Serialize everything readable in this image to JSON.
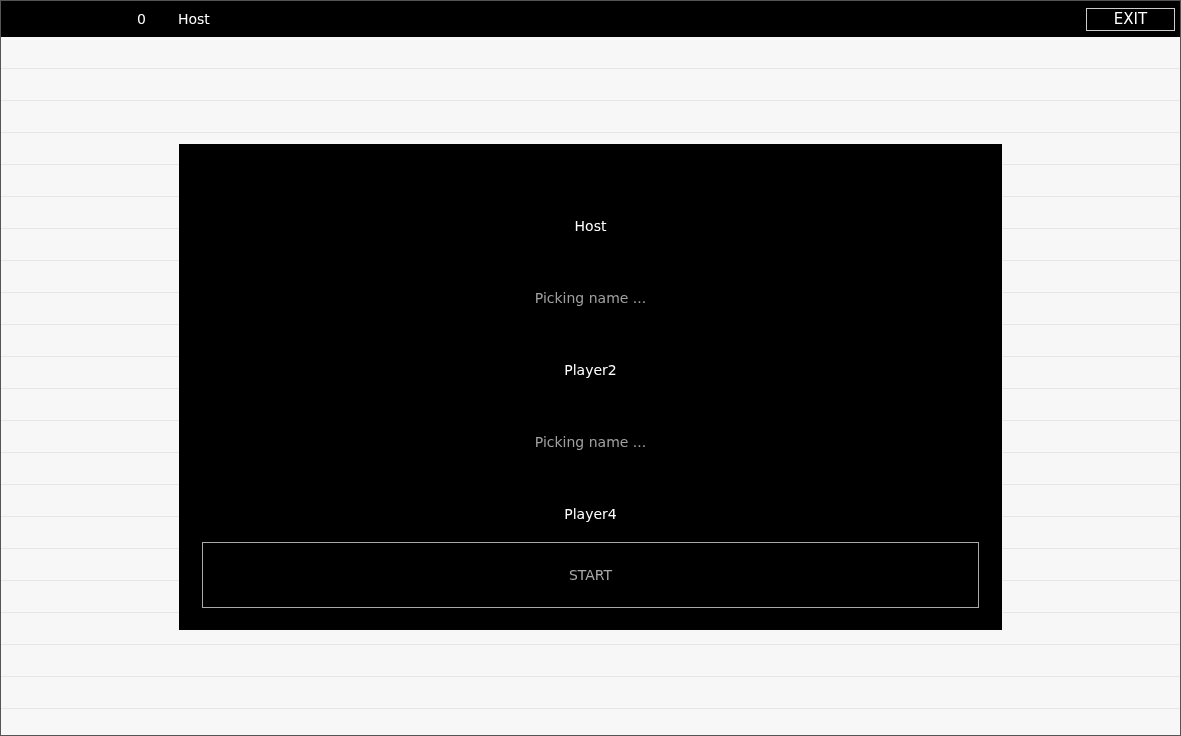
{
  "top_bar": {
    "score": "0",
    "player_name": "Host",
    "exit_button": "EXIT"
  },
  "players": [
    {
      "name": "Host",
      "ready": true
    },
    {
      "name": "Picking name ...",
      "ready": false
    },
    {
      "name": "Player2",
      "ready": true
    },
    {
      "name": "Picking name ...",
      "ready": false
    },
    {
      "name": "Player4",
      "ready": true
    }
  ],
  "start_button": {
    "label": "START",
    "disabled": true
  }
}
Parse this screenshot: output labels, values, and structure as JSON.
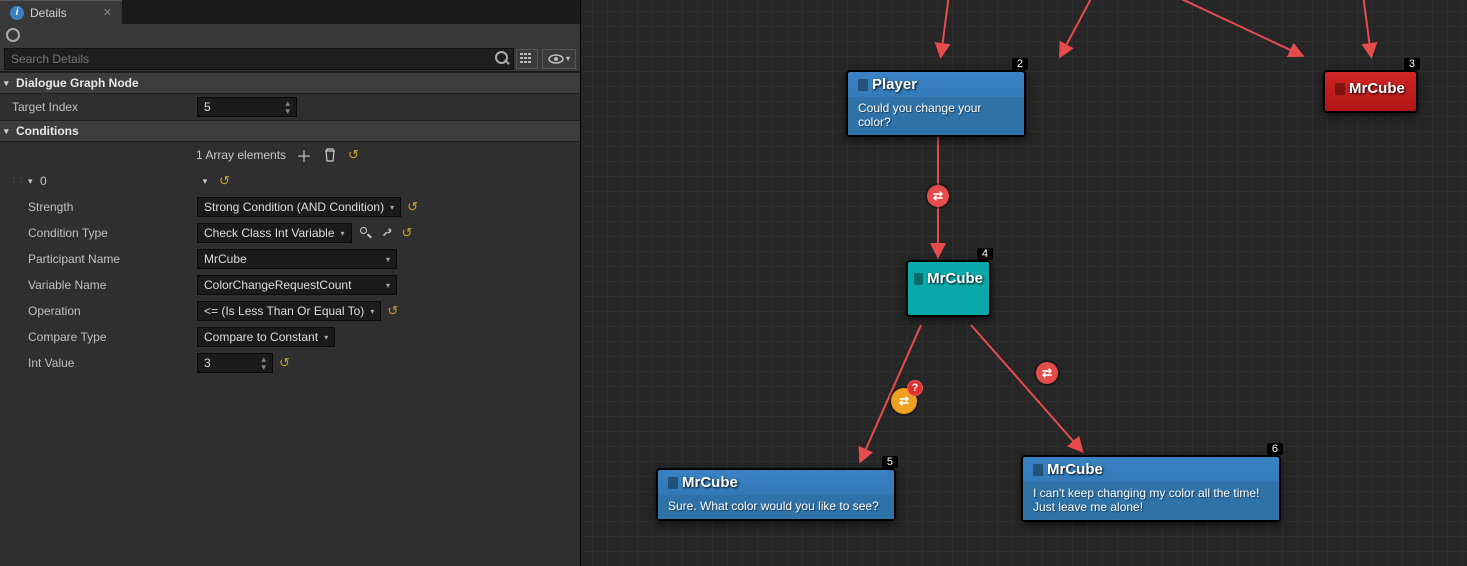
{
  "tab": {
    "title": "Details"
  },
  "search": {
    "placeholder": "Search Details"
  },
  "sections": {
    "graphNode": {
      "title": "Dialogue Graph Node"
    },
    "conditions": {
      "title": "Conditions"
    }
  },
  "props": {
    "targetIndex": {
      "label": "Target Index",
      "value": "5"
    },
    "arrayHeader": {
      "text": "1 Array elements"
    },
    "elem0": {
      "label": "0"
    },
    "strength": {
      "label": "Strength",
      "value": "Strong Condition (AND Condition)"
    },
    "conditionType": {
      "label": "Condition Type",
      "value": "Check Class Int Variable"
    },
    "participantName": {
      "label": "Participant Name",
      "value": "MrCube"
    },
    "variableName": {
      "label": "Variable Name",
      "value": "ColorChangeRequestCount"
    },
    "operation": {
      "label": "Operation",
      "value": "<= (Is Less Than Or Equal To)"
    },
    "compareType": {
      "label": "Compare Type",
      "value": "Compare to Constant"
    },
    "intValue": {
      "label": "Int Value",
      "value": "3"
    }
  },
  "graph": {
    "nodes": {
      "n2": {
        "title": "Player",
        "text": "Could you change your color?",
        "tag": "2"
      },
      "n3": {
        "title": "MrCube",
        "tag": "3"
      },
      "n4": {
        "title": "MrCube",
        "tag": "4"
      },
      "n5": {
        "title": "MrCube",
        "text": "Sure. What color would you like to see?",
        "tag": "5"
      },
      "n6": {
        "title": "MrCube",
        "text": "I can't keep changing my color all the time! Just leave me alone!",
        "tag": "6"
      }
    }
  }
}
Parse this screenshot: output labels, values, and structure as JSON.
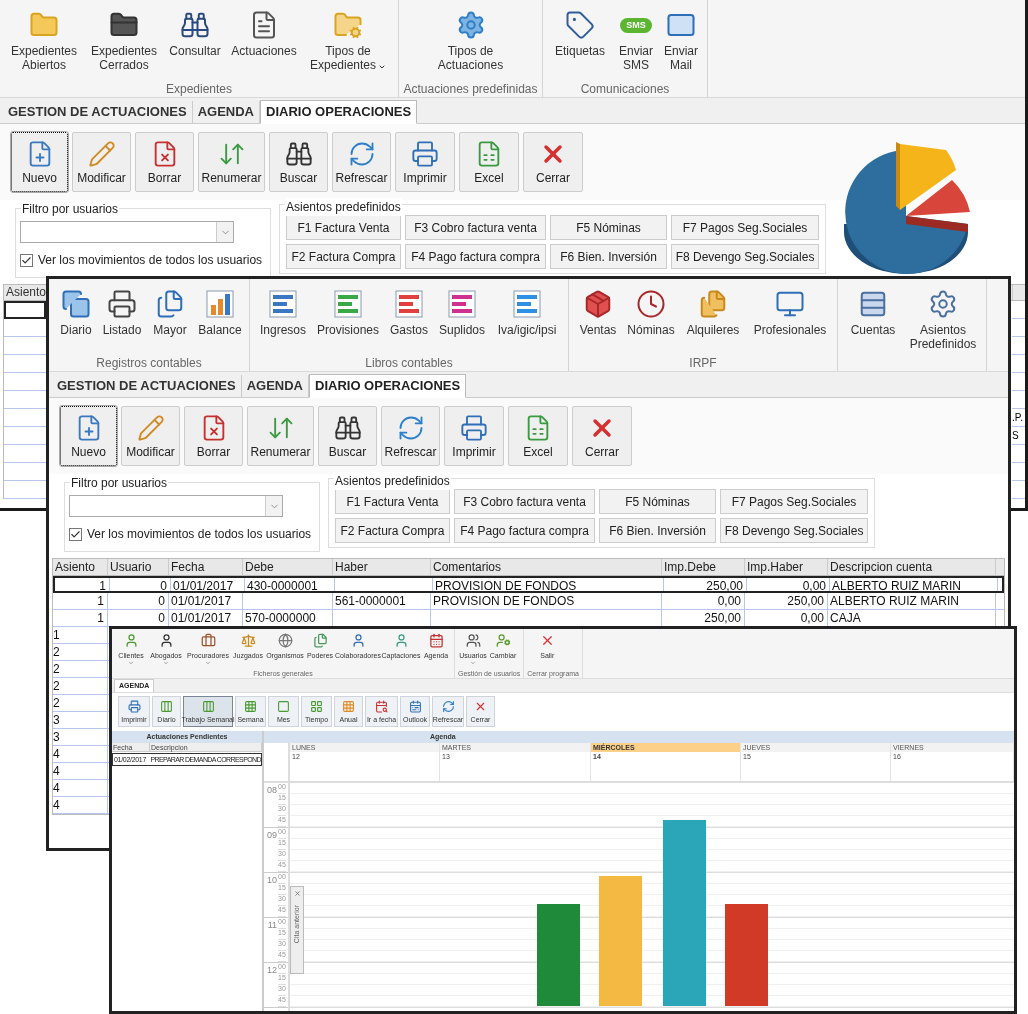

···

What you should do
Look through the records and gather every line containing "text".

Reply to the task
      "text": "1 Array elements"
        "text": "Could you change your color?",
        "text": "Sure. What color would you like to see?",
        "text": "I can't keep changing my color all the time! Just leave me alone!",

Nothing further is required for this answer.